*Exercise:* Wherever the word "Serial" appears in a line, extract that line.
::: Input for this task :::
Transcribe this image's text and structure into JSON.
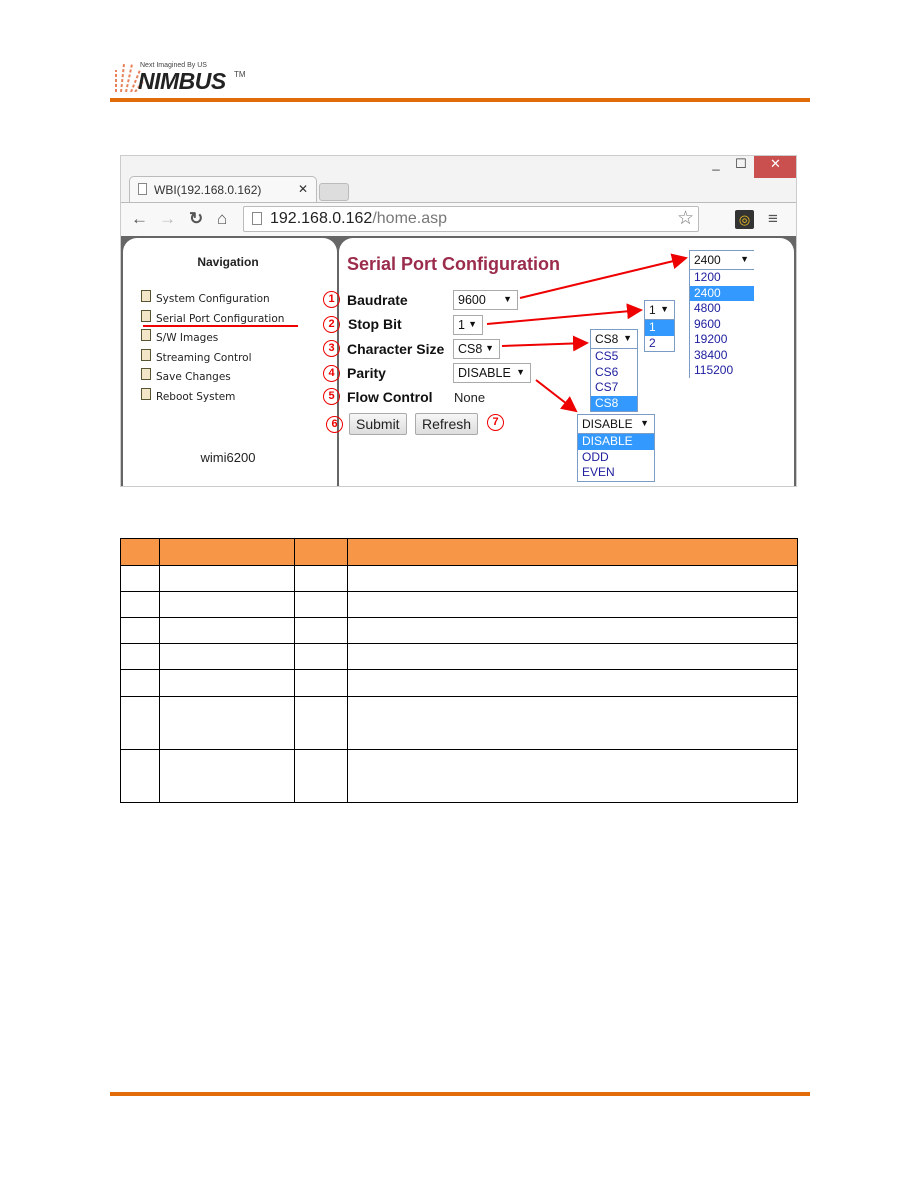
{
  "logo": {
    "tagline": "Next Imagined By US",
    "name": "NIMBUS",
    "tm": "TM"
  },
  "browser": {
    "tab_title": "WBI(192.168.0.162)",
    "url_host": "192.168.0.162",
    "url_path": "/home.asp"
  },
  "nav": {
    "title": "Navigation",
    "items": [
      "System Configuration",
      "Serial Port Configuration",
      "S/W Images",
      "Streaming Control",
      "Save Changes",
      "Reboot System"
    ],
    "active": "Serial Port Configuration",
    "hostname": "wimi6200"
  },
  "form": {
    "title": "Serial Port Configuration",
    "fields": [
      {
        "num": "1",
        "label": "Baudrate",
        "value": "9600"
      },
      {
        "num": "2",
        "label": "Stop Bit",
        "value": "1"
      },
      {
        "num": "3",
        "label": "Character Size",
        "value": "CS8"
      },
      {
        "num": "4",
        "label": "Parity",
        "value": "DISABLE"
      },
      {
        "num": "5",
        "label": "Flow Control",
        "value": "None"
      }
    ],
    "submit": {
      "num": "6",
      "label": "Submit"
    },
    "refresh": {
      "num": "7",
      "label": "Refresh"
    }
  },
  "dropdowns": {
    "baudrate": {
      "selected": "2400",
      "options": [
        "1200",
        "2400",
        "4800",
        "9600",
        "19200",
        "38400",
        "115200"
      ]
    },
    "stopbit": {
      "selected": "1",
      "options": [
        "1",
        "2"
      ]
    },
    "charsize": {
      "selected": "CS8",
      "options": [
        "CS5",
        "CS6",
        "CS7",
        "CS8"
      ]
    },
    "parity": {
      "selected": "DISABLE",
      "options": [
        "DISABLE",
        "ODD",
        "EVEN"
      ]
    }
  },
  "colors": {
    "accent": "#e36c0a",
    "table_header": "#f79646",
    "title": "#9b2c4c",
    "annotation": "#e00000",
    "highlight": "#3399ff"
  }
}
:::
*Full response:*
      "Serial Port Configuration",
    "active": "Serial Port Configuration",
    "title": "Serial Port Configuration",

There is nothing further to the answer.